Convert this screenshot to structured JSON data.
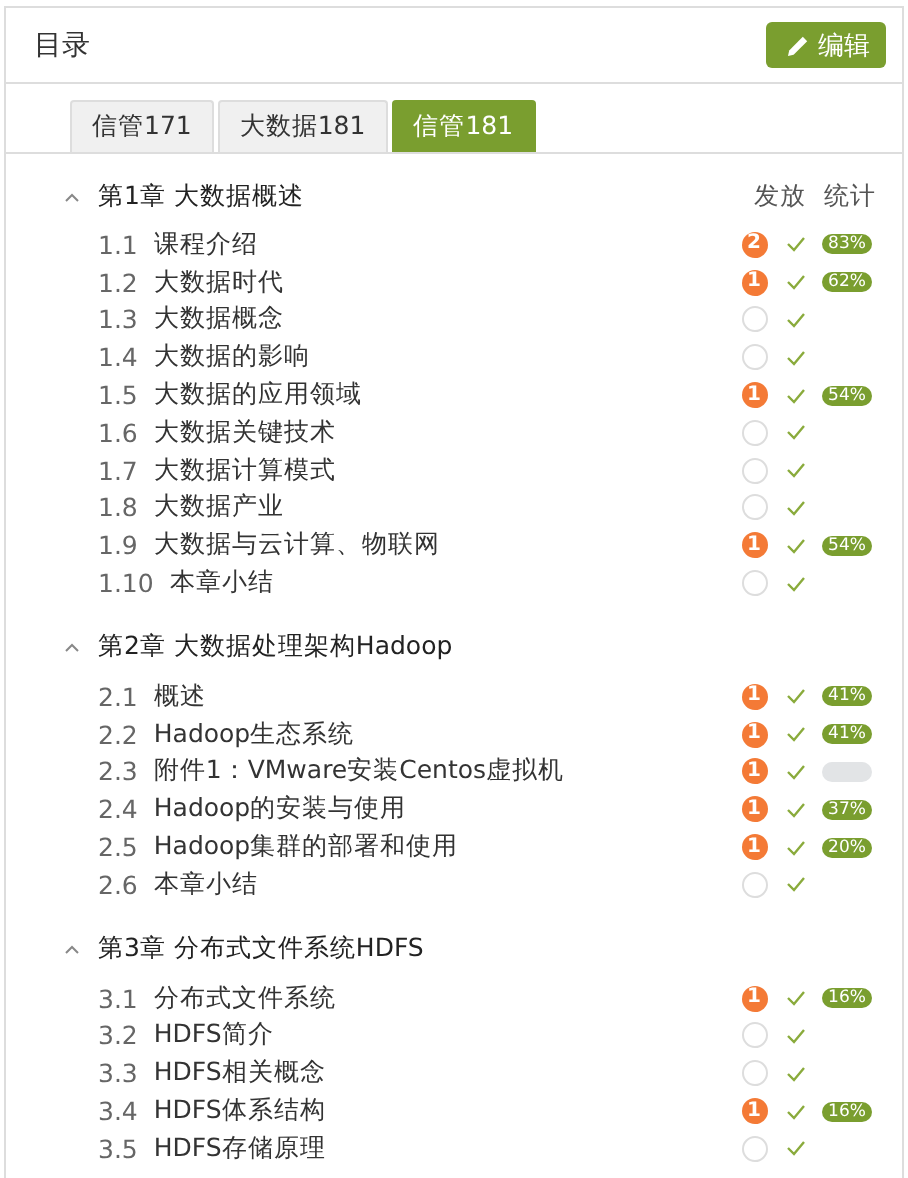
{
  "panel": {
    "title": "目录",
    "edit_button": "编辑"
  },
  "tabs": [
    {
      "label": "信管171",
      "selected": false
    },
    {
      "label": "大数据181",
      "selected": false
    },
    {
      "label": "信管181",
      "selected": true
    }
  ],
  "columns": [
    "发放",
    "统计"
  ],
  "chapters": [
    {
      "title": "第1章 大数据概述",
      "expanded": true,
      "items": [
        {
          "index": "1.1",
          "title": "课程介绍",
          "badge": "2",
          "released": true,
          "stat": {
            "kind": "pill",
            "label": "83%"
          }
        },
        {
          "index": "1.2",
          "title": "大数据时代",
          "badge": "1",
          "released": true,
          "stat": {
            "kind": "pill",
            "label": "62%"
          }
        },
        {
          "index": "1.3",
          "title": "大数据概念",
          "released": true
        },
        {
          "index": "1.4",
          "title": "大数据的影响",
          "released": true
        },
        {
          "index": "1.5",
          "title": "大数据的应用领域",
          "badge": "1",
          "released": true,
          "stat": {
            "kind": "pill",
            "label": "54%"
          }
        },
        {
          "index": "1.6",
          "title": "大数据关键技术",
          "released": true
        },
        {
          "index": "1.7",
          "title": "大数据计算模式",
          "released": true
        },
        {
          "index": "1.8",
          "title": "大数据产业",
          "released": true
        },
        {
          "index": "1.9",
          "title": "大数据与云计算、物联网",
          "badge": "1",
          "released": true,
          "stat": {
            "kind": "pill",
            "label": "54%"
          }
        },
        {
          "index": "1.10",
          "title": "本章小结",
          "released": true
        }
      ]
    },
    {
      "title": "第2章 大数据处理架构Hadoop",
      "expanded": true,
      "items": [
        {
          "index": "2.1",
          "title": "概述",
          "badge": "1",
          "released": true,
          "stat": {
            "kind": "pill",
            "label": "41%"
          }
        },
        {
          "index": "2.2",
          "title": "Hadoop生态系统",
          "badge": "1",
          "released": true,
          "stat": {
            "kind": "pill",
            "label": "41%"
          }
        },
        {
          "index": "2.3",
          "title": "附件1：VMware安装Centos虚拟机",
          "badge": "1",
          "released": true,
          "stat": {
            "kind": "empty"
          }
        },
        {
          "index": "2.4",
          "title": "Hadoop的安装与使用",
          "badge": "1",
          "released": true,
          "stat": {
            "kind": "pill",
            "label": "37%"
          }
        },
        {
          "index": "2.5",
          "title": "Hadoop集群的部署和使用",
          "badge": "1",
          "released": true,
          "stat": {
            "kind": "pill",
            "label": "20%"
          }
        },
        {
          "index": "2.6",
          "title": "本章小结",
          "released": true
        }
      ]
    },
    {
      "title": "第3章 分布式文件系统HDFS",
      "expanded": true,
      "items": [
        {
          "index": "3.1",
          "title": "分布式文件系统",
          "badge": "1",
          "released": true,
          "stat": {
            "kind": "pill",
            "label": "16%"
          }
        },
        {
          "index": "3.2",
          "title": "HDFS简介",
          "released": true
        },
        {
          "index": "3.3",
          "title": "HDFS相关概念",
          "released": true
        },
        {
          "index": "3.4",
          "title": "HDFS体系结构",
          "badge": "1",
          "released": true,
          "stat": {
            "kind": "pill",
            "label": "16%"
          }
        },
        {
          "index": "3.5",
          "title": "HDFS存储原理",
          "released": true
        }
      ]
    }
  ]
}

* * * * * * *

(INSTRUCTIONS TO FOLLOW): Omit every image. Quote each record exactly.

(ANSWER TO THE EXERCISE):
Convert this screenshot to structured JSON data.
{
  "panel": {
    "title": "目录",
    "edit_button": "编辑"
  },
  "tabs": [
    {
      "label": "信管171",
      "selected": false
    },
    {
      "label": "大数据181",
      "selected": false
    },
    {
      "label": "信管181",
      "selected": true
    }
  ],
  "columns": [
    "发放",
    "统计"
  ],
  "chapters": [
    {
      "title": "第1章 大数据概述",
      "expanded": true,
      "items": [
        {
          "index": "1.1",
          "title": "课程介绍",
          "badge": "2",
          "released": true,
          "stat": {
            "kind": "pill",
            "label": "83%"
          }
        },
        {
          "index": "1.2",
          "title": "大数据时代",
          "badge": "1",
          "released": true,
          "stat": {
            "kind": "pill",
            "label": "62%"
          }
        },
        {
          "index": "1.3",
          "title": "大数据概念",
          "released": true
        },
        {
          "index": "1.4",
          "title": "大数据的影响",
          "released": true
        },
        {
          "index": "1.5",
          "title": "大数据的应用领域",
          "badge": "1",
          "released": true,
          "stat": {
            "kind": "pill",
            "label": "54%"
          }
        },
        {
          "index": "1.6",
          "title": "大数据关键技术",
          "released": true
        },
        {
          "index": "1.7",
          "title": "大数据计算模式",
          "released": true
        },
        {
          "index": "1.8",
          "title": "大数据产业",
          "released": true
        },
        {
          "index": "1.9",
          "title": "大数据与云计算、物联网",
          "badge": "1",
          "released": true,
          "stat": {
            "kind": "pill",
            "label": "54%"
          }
        },
        {
          "index": "1.10",
          "title": "本章小结",
          "released": true
        }
      ]
    },
    {
      "title": "第2章 大数据处理架构Hadoop",
      "expanded": true,
      "items": [
        {
          "index": "2.1",
          "title": "概述",
          "badge": "1",
          "released": true,
          "stat": {
            "kind": "pill",
            "label": "41%"
          }
        },
        {
          "index": "2.2",
          "title": "Hadoop生态系统",
          "badge": "1",
          "released": true,
          "stat": {
            "kind": "pill",
            "label": "41%"
          }
        },
        {
          "index": "2.3",
          "title": "附件1：VMware安装Centos虚拟机",
          "badge": "1",
          "released": true,
          "stat": {
            "kind": "empty"
          }
        },
        {
          "index": "2.4",
          "title": "Hadoop的安装与使用",
          "badge": "1",
          "released": true,
          "stat": {
            "kind": "pill",
            "label": "37%"
          }
        },
        {
          "index": "2.5",
          "title": "Hadoop集群的部署和使用",
          "badge": "1",
          "released": true,
          "stat": {
            "kind": "pill",
            "label": "20%"
          }
        },
        {
          "index": "2.6",
          "title": "本章小结",
          "released": true
        }
      ]
    },
    {
      "title": "第3章 分布式文件系统HDFS",
      "expanded": true,
      "items": [
        {
          "index": "3.1",
          "title": "分布式文件系统",
          "badge": "1",
          "released": true,
          "stat": {
            "kind": "pill",
            "label": "16%"
          }
        },
        {
          "index": "3.2",
          "title": "HDFS简介",
          "released": true
        },
        {
          "index": "3.3",
          "title": "HDFS相关概念",
          "released": true
        },
        {
          "index": "3.4",
          "title": "HDFS体系结构",
          "badge": "1",
          "released": true,
          "stat": {
            "kind": "pill",
            "label": "16%"
          }
        },
        {
          "index": "3.5",
          "title": "HDFS存储原理",
          "released": true
        }
      ]
    }
  ]
}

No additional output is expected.